Return all the data, word for word.

» Data for processing

....

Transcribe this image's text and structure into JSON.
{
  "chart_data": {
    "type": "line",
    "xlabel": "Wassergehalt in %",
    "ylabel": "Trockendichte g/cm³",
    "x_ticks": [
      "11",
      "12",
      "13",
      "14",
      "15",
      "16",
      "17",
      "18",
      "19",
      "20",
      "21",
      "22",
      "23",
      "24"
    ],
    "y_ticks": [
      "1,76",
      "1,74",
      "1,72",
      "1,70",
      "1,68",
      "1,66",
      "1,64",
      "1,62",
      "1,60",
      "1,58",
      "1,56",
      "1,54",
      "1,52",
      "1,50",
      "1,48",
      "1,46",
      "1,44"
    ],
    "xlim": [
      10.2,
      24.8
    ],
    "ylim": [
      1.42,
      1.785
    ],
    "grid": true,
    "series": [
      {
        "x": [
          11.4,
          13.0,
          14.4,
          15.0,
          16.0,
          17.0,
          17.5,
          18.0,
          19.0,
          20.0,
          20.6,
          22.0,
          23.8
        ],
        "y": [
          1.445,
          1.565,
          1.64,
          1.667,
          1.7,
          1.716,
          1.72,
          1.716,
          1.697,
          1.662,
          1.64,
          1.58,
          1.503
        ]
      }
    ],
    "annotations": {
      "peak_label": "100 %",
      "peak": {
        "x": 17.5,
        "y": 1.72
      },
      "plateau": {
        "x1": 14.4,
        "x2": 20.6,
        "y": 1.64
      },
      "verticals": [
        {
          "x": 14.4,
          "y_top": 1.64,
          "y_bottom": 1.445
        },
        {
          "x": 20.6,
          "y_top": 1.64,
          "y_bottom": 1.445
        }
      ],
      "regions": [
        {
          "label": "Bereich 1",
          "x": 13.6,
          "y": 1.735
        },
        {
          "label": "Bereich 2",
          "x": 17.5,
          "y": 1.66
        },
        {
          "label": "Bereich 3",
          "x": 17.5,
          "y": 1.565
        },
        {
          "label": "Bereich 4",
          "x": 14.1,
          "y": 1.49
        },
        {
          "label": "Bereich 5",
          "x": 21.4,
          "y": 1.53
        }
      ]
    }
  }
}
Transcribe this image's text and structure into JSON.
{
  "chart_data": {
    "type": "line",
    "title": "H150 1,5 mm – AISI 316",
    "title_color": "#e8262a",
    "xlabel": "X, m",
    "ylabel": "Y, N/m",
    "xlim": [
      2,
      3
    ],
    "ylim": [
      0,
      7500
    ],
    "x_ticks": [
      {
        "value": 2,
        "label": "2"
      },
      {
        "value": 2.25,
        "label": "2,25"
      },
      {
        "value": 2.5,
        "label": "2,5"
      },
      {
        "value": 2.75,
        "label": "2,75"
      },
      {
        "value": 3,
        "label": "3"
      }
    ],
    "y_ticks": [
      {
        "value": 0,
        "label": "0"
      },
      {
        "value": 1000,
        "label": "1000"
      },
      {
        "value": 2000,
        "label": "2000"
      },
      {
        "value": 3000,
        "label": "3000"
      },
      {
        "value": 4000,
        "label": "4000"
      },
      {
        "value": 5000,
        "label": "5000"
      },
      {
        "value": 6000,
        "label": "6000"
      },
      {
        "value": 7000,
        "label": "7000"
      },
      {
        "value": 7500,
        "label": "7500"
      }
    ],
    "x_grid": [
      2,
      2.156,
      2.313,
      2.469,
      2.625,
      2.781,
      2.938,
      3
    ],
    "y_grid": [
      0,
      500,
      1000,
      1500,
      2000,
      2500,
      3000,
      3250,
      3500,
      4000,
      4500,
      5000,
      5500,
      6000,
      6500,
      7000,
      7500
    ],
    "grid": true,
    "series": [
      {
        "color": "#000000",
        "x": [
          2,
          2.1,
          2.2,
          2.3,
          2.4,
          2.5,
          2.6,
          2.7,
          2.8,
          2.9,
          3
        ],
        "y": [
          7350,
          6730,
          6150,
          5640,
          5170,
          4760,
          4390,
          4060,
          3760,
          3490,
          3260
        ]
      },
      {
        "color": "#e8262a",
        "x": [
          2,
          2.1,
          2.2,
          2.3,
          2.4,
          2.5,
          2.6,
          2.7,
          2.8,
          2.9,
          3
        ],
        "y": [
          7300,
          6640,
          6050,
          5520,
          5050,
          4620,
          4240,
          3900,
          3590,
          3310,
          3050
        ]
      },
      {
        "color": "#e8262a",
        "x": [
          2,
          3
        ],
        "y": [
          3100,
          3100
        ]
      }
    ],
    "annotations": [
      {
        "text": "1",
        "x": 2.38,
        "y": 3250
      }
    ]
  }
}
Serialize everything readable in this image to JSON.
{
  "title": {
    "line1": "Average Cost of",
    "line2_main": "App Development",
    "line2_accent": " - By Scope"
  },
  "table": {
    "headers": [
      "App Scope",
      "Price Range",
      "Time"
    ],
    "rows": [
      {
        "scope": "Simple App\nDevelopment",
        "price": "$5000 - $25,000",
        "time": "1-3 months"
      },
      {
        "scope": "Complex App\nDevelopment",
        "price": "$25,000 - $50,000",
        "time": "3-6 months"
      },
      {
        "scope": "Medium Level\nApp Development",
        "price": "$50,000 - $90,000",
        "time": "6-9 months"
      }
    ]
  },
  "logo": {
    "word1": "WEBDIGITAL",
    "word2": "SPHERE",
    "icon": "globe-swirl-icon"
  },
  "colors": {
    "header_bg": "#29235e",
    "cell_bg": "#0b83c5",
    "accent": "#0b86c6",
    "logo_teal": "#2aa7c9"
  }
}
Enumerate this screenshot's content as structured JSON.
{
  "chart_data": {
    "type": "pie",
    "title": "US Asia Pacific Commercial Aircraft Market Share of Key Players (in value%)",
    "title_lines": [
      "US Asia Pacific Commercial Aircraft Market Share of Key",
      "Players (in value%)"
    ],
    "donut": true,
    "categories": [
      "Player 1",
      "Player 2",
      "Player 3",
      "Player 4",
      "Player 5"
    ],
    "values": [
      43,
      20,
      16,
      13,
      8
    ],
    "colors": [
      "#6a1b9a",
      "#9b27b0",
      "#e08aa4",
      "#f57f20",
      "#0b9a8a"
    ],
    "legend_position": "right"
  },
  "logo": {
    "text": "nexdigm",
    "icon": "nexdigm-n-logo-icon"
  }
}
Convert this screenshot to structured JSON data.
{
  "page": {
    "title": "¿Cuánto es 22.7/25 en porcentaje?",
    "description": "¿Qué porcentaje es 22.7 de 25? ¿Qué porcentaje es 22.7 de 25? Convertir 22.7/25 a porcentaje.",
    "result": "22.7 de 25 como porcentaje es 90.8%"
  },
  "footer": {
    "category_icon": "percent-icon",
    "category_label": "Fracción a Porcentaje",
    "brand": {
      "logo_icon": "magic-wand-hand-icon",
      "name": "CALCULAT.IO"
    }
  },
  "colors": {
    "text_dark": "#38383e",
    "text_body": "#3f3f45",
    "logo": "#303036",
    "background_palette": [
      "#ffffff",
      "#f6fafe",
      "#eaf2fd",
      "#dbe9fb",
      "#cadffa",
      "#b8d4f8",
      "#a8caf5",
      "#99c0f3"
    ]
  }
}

....

» Solution for this task
Transcribe this image's text and structure into JSON.
{
  "chart_data": {
    "type": "line",
    "xlabel": "Wassergehalt in %",
    "ylabel": "Trockendichte g/cm³",
    "x_ticks": [
      "11",
      "12",
      "13",
      "14",
      "15",
      "16",
      "17",
      "18",
      "19",
      "20",
      "21",
      "22",
      "23",
      "24"
    ],
    "y_ticks": [
      "1,76",
      "1,74",
      "1,72",
      "1,70",
      "1,68",
      "1,66",
      "1,64",
      "1,62",
      "1,60",
      "1,58",
      "1,56",
      "1,54",
      "1,52",
      "1,50",
      "1,48",
      "1,46",
      "1,44"
    ],
    "xlim": [
      10.2,
      24.8
    ],
    "ylim": [
      1.42,
      1.785
    ],
    "grid": true,
    "series": [
      {
        "x": [
          11.4,
          13.0,
          14.4,
          15.0,
          16.0,
          17.0,
          17.5,
          18.0,
          19.0,
          20.0,
          20.6,
          22.0,
          23.8
        ],
        "y": [
          1.445,
          1.565,
          1.64,
          1.667,
          1.7,
          1.716,
          1.72,
          1.716,
          1.697,
          1.662,
          1.64,
          1.58,
          1.503
        ]
      }
    ],
    "annotations": {
      "peak_label": "100 %",
      "peak": {
        "x": 17.5,
        "y": 1.72
      },
      "plateau": {
        "x1": 14.4,
        "x2": 20.6,
        "y": 1.64
      },
      "verticals": [
        {
          "x": 14.4,
          "y_top": 1.64,
          "y_bottom": 1.445
        },
        {
          "x": 20.6,
          "y_top": 1.64,
          "y_bottom": 1.445
        }
      ],
      "regions": [
        {
          "label": "Bereich 1",
          "x": 13.6,
          "y": 1.735
        },
        {
          "label": "Bereich 2",
          "x": 17.5,
          "y": 1.66
        },
        {
          "label": "Bereich 3",
          "x": 17.5,
          "y": 1.565
        },
        {
          "label": "Bereich 4",
          "x": 14.1,
          "y": 1.49
        },
        {
          "label": "Bereich 5",
          "x": 21.4,
          "y": 1.53
        }
      ]
    }
  }
}
Transcribe this image's text and structure into JSON.
{
  "chart_data": {
    "type": "line",
    "title": "H150 1,5 mm – AISI 316",
    "title_color": "#e8262a",
    "xlabel": "X, m",
    "ylabel": "Y, N/m",
    "xlim": [
      2,
      3
    ],
    "ylim": [
      0,
      7500
    ],
    "x_ticks": [
      {
        "value": 2,
        "label": "2"
      },
      {
        "value": 2.25,
        "label": "2,25"
      },
      {
        "value": 2.5,
        "label": "2,5"
      },
      {
        "value": 2.75,
        "label": "2,75"
      },
      {
        "value": 3,
        "label": "3"
      }
    ],
    "y_ticks": [
      {
        "value": 0,
        "label": "0"
      },
      {
        "value": 1000,
        "label": "1000"
      },
      {
        "value": 2000,
        "label": "2000"
      },
      {
        "value": 3000,
        "label": "3000"
      },
      {
        "value": 4000,
        "label": "4000"
      },
      {
        "value": 5000,
        "label": "5000"
      },
      {
        "value": 6000,
        "label": "6000"
      },
      {
        "value": 7000,
        "label": "7000"
      },
      {
        "value": 7500,
        "label": "7500"
      }
    ],
    "x_grid": [
      2,
      2.156,
      2.313,
      2.469,
      2.625,
      2.781,
      2.938,
      3
    ],
    "y_grid": [
      0,
      500,
      1000,
      1500,
      2000,
      2500,
      3000,
      3250,
      3500,
      4000,
      4500,
      5000,
      5500,
      6000,
      6500,
      7000,
      7500
    ],
    "grid": true,
    "series": [
      {
        "color": "#000000",
        "x": [
          2,
          2.1,
          2.2,
          2.3,
          2.4,
          2.5,
          2.6,
          2.7,
          2.8,
          2.9,
          3
        ],
        "y": [
          7350,
          6730,
          6150,
          5640,
          5170,
          4760,
          4390,
          4060,
          3760,
          3490,
          3260
        ]
      },
      {
        "color": "#e8262a",
        "x": [
          2,
          2.1,
          2.2,
          2.3,
          2.4,
          2.5,
          2.6,
          2.7,
          2.8,
          2.9,
          3
        ],
        "y": [
          7300,
          6640,
          6050,
          5520,
          5050,
          4620,
          4240,
          3900,
          3590,
          3310,
          3050
        ]
      },
      {
        "color": "#e8262a",
        "x": [
          2,
          3
        ],
        "y": [
          3100,
          3100
        ]
      }
    ],
    "annotations": [
      {
        "text": "1",
        "x": 2.38,
        "y": 3250
      }
    ]
  }
}
Serialize everything readable in this image to JSON.
{
  "title": {
    "line1": "Average Cost of",
    "line2_main": "App Development",
    "line2_accent": " - By Scope"
  },
  "table": {
    "headers": [
      "App Scope",
      "Price Range",
      "Time"
    ],
    "rows": [
      {
        "scope": "Simple App\nDevelopment",
        "price": "$5000 - $25,000",
        "time": "1-3 months"
      },
      {
        "scope": "Complex App\nDevelopment",
        "price": "$25,000 - $50,000",
        "time": "3-6 months"
      },
      {
        "scope": "Medium Level\nApp Development",
        "price": "$50,000 - $90,000",
        "time": "6-9 months"
      }
    ]
  },
  "logo": {
    "word1": "WEBDIGITAL",
    "word2": "SPHERE",
    "icon": "globe-swirl-icon"
  },
  "colors": {
    "header_bg": "#29235e",
    "cell_bg": "#0b83c5",
    "accent": "#0b86c6",
    "logo_teal": "#2aa7c9"
  }
}
Enumerate this screenshot's content as structured JSON.
{
  "chart_data": {
    "type": "pie",
    "title": "US Asia Pacific Commercial Aircraft Market Share of Key Players (in value%)",
    "title_lines": [
      "US Asia Pacific Commercial Aircraft Market Share of Key",
      "Players (in value%)"
    ],
    "donut": true,
    "categories": [
      "Player 1",
      "Player 2",
      "Player 3",
      "Player 4",
      "Player 5"
    ],
    "values": [
      43,
      20,
      16,
      13,
      8
    ],
    "colors": [
      "#6a1b9a",
      "#9b27b0",
      "#e08aa4",
      "#f57f20",
      "#0b9a8a"
    ],
    "legend_position": "right"
  },
  "logo": {
    "text": "nexdigm",
    "icon": "nexdigm-n-logo-icon"
  }
}
Convert this screenshot to structured JSON data.
{
  "page": {
    "title": "¿Cuánto es 22.7/25 en porcentaje?",
    "description": "¿Qué porcentaje es 22.7 de 25? ¿Qué porcentaje es 22.7 de 25? Convertir 22.7/25 a porcentaje.",
    "result": "22.7 de 25 como porcentaje es 90.8%"
  },
  "footer": {
    "category_icon": "percent-icon",
    "category_label": "Fracción a Porcentaje",
    "brand": {
      "logo_icon": "magic-wand-hand-icon",
      "name": "CALCULAT.IO"
    }
  },
  "colors": {
    "text_dark": "#38383e",
    "text_body": "#3f3f45",
    "logo": "#303036",
    "background_palette": [
      "#ffffff",
      "#f6fafe",
      "#eaf2fd",
      "#dbe9fb",
      "#cadffa",
      "#b8d4f8",
      "#a8caf5",
      "#99c0f3"
    ]
  }
}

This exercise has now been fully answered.